Entries with figure data:

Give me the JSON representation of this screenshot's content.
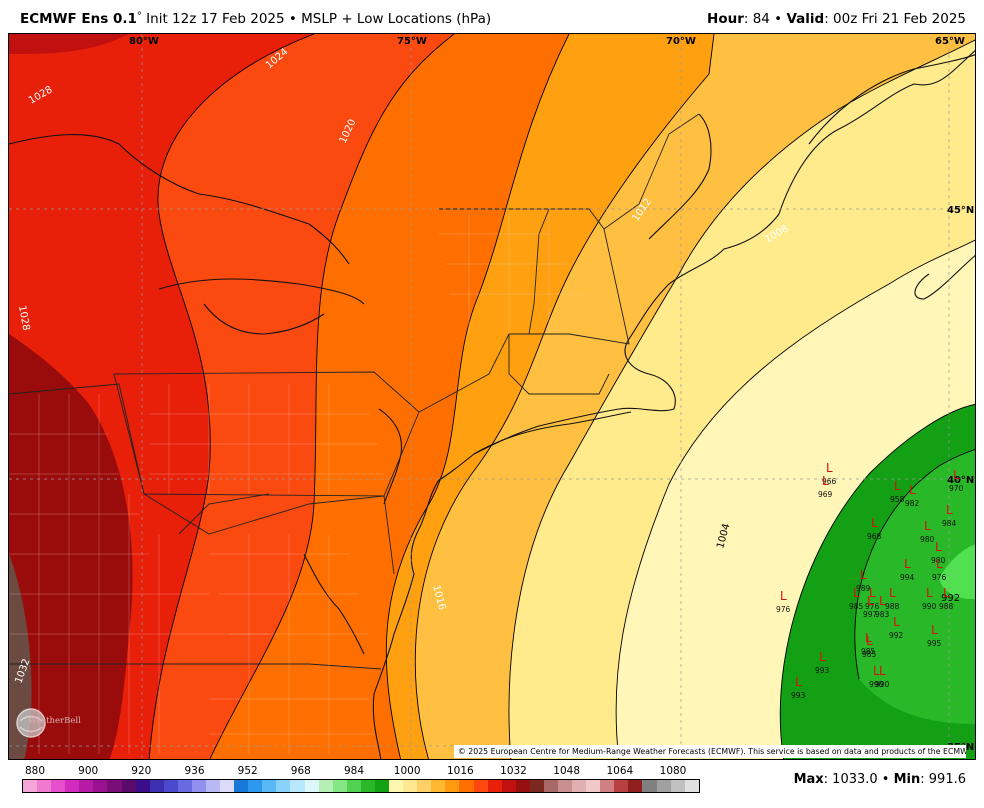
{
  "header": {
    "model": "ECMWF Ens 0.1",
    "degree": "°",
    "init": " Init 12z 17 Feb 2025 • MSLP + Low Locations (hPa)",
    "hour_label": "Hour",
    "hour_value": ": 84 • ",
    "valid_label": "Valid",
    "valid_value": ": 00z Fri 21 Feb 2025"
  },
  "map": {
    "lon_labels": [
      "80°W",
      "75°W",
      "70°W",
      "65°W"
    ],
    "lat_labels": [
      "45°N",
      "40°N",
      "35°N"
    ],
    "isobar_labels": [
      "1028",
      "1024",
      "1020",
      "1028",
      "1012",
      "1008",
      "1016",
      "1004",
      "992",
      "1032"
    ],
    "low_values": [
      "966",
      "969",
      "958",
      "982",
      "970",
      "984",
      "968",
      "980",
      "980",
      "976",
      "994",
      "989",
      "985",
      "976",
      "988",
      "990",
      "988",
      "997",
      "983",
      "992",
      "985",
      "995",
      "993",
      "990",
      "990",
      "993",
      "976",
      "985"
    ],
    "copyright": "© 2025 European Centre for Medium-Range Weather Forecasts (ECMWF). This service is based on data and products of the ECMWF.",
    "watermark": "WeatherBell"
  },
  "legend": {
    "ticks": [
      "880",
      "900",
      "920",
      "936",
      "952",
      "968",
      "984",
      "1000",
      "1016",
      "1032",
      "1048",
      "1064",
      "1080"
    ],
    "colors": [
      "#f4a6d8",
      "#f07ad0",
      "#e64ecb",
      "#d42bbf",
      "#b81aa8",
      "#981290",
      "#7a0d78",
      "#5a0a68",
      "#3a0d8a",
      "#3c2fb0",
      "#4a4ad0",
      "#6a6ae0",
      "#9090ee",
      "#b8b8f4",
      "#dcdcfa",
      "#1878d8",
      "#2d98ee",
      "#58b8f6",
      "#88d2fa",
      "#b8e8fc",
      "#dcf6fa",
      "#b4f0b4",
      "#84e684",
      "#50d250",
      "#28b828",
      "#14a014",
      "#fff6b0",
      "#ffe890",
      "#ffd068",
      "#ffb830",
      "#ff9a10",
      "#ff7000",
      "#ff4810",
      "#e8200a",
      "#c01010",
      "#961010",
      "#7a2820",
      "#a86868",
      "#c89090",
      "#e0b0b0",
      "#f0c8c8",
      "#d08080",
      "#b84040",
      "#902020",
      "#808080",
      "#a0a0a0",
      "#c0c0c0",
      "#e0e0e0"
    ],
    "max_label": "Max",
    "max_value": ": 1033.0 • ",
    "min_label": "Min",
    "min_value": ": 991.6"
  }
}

Stated problem. Find every line that has "ECMWF" in it, then return those lines.

Answer to the exercise.
    "model": "ECMWF Ens 0.1",
    "copyright": "© 2025 European Centre for Medium-Range Weather Forecasts (ECMWF). This service is based on data and products of the ECMWF.",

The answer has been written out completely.